##### Records to process

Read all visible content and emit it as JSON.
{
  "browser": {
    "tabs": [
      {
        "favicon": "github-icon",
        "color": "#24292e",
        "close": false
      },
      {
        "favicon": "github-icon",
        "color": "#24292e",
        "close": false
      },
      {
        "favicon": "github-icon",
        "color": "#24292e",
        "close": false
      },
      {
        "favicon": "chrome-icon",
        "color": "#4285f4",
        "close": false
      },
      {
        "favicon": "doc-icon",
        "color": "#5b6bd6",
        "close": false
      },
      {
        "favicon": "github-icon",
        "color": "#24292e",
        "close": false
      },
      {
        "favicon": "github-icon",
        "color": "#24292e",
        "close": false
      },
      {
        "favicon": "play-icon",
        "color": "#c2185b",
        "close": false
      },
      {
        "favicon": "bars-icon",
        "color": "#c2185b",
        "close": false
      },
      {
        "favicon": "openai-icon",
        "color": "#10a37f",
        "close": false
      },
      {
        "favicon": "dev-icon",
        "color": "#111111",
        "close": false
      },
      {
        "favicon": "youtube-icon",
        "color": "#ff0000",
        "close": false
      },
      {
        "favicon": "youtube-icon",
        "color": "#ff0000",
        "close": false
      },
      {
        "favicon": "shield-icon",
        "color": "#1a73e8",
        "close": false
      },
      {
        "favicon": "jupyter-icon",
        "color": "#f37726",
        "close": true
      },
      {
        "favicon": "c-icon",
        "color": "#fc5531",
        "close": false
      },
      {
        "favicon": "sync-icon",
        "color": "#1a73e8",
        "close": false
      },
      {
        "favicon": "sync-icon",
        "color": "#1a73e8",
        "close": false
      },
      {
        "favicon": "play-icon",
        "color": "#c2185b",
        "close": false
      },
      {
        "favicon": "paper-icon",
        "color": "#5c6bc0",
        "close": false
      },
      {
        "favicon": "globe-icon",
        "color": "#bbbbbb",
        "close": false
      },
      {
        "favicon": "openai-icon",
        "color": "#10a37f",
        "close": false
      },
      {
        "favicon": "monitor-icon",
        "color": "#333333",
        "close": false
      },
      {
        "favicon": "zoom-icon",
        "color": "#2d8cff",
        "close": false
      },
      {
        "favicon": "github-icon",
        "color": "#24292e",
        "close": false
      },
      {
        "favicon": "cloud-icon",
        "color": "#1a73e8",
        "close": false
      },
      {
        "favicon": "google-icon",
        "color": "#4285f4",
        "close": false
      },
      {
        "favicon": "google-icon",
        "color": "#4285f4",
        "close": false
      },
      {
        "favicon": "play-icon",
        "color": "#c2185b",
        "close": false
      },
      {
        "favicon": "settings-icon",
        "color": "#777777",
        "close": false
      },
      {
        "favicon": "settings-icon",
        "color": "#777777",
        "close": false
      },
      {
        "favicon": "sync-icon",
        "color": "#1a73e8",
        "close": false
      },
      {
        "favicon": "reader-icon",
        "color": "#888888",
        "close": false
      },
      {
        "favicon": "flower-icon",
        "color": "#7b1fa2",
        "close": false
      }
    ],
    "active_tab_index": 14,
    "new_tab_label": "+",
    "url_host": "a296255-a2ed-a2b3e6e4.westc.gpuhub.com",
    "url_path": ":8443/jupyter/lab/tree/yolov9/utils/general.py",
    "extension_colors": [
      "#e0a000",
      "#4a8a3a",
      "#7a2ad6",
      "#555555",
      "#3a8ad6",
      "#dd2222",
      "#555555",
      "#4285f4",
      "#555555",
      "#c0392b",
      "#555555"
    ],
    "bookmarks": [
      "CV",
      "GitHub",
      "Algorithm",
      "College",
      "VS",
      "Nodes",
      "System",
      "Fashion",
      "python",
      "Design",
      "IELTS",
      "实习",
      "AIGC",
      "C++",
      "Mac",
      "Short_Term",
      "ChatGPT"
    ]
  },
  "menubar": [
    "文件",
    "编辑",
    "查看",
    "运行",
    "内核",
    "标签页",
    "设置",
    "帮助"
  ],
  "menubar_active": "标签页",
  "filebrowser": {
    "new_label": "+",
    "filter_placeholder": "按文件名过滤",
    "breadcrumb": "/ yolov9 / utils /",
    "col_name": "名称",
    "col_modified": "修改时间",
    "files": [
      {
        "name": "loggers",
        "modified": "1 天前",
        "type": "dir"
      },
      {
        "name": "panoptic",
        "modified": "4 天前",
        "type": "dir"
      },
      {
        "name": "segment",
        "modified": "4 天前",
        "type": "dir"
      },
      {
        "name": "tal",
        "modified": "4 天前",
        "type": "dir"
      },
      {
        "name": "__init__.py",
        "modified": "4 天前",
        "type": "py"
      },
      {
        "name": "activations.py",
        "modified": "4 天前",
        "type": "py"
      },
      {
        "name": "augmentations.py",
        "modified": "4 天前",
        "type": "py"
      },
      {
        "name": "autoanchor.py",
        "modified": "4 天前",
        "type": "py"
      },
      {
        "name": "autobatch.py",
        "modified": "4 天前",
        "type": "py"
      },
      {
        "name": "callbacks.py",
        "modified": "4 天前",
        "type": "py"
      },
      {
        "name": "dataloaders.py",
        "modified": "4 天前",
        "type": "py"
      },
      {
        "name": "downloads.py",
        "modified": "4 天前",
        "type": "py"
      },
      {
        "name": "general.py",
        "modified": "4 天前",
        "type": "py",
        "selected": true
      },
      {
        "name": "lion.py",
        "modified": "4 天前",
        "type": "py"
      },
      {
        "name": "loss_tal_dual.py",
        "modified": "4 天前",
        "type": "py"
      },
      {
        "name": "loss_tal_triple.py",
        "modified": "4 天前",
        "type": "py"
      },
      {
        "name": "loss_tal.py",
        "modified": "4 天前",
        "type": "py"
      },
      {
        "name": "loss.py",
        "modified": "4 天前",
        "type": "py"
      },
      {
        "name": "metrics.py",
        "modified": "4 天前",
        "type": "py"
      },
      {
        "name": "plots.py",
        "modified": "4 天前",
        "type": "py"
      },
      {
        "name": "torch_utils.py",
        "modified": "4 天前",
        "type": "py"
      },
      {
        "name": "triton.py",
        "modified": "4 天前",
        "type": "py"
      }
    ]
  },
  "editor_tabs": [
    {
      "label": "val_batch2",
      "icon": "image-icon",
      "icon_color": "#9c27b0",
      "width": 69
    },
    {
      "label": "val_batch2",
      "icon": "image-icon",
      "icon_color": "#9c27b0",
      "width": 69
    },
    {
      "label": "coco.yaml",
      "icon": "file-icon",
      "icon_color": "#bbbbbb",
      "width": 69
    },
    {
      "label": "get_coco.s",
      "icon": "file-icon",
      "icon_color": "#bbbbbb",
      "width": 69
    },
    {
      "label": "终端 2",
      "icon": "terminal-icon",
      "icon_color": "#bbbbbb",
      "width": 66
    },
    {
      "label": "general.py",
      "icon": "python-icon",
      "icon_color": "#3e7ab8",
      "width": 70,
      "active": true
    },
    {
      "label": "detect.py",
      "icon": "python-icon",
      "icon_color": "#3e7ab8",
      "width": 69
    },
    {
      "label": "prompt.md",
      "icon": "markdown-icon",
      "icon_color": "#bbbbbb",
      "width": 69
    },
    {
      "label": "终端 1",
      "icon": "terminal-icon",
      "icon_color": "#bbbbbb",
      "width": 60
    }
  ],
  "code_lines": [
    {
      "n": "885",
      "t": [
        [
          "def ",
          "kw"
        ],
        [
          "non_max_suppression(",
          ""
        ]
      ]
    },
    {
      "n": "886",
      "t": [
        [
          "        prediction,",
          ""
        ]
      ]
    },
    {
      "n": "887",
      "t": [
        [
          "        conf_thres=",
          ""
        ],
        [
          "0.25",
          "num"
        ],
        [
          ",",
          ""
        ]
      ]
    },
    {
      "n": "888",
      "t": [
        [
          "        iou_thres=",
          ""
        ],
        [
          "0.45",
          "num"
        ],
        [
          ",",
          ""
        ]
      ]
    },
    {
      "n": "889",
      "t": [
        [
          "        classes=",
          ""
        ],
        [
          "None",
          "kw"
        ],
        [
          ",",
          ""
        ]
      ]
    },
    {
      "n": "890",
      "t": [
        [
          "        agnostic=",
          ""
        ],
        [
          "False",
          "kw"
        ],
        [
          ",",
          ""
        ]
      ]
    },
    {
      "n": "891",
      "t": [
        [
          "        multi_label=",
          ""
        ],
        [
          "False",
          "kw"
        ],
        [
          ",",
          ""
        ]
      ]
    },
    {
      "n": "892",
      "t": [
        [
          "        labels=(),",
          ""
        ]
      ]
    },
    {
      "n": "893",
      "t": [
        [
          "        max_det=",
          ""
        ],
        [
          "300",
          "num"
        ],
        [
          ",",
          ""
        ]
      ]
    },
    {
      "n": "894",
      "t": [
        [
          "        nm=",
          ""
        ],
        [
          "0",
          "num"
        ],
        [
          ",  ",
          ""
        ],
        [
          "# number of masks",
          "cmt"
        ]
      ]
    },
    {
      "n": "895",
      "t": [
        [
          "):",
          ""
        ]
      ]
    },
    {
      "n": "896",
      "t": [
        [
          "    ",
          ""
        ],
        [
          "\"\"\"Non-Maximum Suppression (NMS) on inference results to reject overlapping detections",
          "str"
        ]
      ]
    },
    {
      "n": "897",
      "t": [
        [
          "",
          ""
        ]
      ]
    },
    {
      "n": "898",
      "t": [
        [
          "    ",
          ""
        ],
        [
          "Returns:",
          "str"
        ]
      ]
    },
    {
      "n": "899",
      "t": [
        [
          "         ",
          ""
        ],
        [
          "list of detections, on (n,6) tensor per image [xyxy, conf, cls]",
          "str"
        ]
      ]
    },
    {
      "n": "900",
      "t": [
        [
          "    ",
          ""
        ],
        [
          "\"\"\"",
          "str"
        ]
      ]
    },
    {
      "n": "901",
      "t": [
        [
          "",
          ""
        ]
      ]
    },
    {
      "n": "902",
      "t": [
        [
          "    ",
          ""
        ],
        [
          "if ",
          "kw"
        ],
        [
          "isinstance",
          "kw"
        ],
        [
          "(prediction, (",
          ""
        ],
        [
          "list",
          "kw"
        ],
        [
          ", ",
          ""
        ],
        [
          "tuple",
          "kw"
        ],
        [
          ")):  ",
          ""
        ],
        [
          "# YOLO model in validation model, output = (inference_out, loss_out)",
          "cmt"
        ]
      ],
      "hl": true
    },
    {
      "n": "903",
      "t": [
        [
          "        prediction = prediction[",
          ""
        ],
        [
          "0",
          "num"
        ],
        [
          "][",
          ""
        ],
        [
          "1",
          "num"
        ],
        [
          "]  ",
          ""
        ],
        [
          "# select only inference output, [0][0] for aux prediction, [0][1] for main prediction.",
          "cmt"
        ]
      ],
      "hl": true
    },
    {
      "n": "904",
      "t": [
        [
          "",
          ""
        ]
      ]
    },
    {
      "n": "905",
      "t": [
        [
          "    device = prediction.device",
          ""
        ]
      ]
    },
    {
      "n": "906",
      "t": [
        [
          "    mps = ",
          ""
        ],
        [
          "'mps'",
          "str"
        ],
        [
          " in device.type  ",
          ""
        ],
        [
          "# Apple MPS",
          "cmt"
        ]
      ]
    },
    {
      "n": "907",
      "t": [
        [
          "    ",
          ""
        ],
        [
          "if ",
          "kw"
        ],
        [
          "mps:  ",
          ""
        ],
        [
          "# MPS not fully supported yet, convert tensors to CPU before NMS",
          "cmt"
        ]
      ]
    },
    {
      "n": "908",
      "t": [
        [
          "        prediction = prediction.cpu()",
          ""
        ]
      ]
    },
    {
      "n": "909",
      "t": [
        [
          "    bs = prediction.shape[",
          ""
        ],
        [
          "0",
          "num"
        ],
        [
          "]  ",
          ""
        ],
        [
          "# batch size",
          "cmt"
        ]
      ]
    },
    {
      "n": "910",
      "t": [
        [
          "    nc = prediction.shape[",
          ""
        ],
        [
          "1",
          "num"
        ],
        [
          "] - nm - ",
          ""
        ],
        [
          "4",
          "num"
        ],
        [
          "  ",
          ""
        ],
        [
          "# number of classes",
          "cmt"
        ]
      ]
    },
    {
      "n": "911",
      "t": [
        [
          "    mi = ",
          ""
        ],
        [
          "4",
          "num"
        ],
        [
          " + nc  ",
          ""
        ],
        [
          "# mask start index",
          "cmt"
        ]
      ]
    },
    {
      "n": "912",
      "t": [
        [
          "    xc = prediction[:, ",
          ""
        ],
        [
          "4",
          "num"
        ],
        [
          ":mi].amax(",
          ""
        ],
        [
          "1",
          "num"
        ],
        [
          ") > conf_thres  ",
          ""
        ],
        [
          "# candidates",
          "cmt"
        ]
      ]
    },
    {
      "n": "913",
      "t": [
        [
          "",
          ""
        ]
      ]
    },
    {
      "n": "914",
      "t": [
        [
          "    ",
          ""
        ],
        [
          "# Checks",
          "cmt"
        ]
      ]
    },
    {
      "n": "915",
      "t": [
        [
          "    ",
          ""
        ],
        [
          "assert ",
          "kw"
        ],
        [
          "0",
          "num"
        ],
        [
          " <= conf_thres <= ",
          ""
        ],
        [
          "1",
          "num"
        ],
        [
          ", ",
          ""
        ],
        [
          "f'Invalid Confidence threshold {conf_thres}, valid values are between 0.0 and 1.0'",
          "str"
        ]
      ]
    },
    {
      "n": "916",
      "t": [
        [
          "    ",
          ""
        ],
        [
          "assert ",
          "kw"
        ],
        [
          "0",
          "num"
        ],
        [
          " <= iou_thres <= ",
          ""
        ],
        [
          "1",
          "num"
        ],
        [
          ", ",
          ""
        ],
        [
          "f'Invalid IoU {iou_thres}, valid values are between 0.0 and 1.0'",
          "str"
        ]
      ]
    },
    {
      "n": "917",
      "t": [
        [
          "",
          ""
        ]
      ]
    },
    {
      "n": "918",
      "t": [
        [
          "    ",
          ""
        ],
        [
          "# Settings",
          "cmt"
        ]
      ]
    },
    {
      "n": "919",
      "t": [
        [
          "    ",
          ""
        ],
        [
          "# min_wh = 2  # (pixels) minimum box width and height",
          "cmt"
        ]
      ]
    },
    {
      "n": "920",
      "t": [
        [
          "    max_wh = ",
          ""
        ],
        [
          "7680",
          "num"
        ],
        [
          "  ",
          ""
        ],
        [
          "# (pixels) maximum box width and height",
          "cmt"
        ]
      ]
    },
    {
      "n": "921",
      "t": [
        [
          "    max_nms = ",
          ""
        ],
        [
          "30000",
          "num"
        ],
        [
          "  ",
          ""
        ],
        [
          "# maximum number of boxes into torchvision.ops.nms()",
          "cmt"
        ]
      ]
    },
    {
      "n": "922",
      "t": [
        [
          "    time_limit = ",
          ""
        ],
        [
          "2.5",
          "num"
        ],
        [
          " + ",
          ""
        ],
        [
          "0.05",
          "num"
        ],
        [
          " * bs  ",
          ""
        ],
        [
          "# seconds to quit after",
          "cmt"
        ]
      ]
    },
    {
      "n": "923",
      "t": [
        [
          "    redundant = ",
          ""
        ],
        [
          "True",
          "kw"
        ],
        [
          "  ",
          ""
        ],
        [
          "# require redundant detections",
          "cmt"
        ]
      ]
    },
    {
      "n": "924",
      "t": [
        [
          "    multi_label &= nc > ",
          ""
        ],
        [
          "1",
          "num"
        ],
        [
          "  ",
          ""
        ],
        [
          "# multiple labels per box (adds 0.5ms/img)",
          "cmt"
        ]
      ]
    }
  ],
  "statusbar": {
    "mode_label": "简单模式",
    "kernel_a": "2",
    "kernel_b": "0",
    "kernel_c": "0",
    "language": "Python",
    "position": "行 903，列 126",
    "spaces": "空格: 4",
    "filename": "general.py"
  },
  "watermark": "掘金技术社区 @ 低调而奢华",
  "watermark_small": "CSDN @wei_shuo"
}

##########

◆ **Work to complete**
All lines that include "shape" are to be gathered and copied.

◆ **Final result**
          "    bs = prediction.shape[",
          "    nc = prediction.shape[",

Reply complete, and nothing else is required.